ENTRIES SUPPLIED:
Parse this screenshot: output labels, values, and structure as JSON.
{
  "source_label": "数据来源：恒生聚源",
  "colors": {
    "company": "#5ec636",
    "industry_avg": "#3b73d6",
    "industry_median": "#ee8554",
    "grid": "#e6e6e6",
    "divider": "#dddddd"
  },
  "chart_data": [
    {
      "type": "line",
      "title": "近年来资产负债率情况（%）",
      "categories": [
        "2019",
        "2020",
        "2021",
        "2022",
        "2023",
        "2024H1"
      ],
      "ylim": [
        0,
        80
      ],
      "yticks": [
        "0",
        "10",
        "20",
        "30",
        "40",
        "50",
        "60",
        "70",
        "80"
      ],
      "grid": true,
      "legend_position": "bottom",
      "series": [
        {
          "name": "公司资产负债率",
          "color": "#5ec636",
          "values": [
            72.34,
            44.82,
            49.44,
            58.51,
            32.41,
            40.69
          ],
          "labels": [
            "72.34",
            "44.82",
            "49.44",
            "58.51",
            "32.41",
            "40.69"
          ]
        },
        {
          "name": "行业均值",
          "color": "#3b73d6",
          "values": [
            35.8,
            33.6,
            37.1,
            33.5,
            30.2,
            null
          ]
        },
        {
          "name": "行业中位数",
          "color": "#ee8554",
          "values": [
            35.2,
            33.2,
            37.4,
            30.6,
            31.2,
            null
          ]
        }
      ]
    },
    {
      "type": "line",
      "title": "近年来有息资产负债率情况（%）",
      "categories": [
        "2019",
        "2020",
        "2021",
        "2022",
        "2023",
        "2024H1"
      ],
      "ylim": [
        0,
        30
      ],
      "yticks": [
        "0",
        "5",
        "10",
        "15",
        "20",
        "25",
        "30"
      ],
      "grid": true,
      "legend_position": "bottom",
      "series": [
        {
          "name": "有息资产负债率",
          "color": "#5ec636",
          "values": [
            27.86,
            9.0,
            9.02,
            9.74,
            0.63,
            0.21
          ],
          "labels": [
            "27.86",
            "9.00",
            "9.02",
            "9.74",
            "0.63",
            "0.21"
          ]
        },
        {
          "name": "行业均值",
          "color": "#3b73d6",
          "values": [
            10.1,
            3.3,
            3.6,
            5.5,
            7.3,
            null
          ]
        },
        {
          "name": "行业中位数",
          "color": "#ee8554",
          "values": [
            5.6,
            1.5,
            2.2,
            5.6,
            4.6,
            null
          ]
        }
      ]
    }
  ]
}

==

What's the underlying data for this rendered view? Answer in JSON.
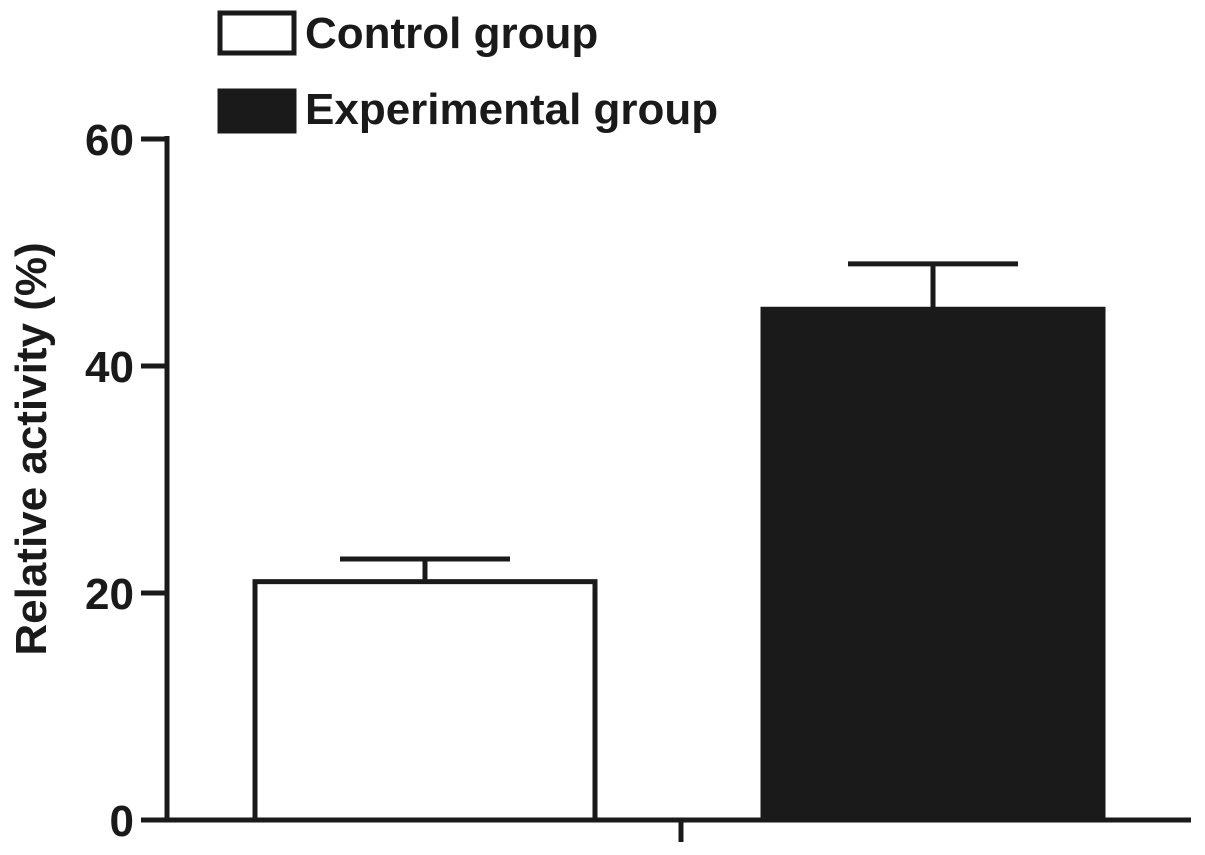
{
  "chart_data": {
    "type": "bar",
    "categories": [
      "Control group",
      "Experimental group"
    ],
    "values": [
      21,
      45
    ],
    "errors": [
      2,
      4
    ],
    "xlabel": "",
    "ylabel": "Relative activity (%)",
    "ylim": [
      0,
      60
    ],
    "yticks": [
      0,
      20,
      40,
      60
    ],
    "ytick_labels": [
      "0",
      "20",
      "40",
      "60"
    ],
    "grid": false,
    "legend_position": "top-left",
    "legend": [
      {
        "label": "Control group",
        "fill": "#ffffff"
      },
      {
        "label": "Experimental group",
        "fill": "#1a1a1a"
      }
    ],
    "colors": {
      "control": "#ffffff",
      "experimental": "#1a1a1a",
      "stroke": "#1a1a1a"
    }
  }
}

THE EXERCISE: Within the records above, how many lines include the word "grid"? State the number by itself.

TASK RESULT: 4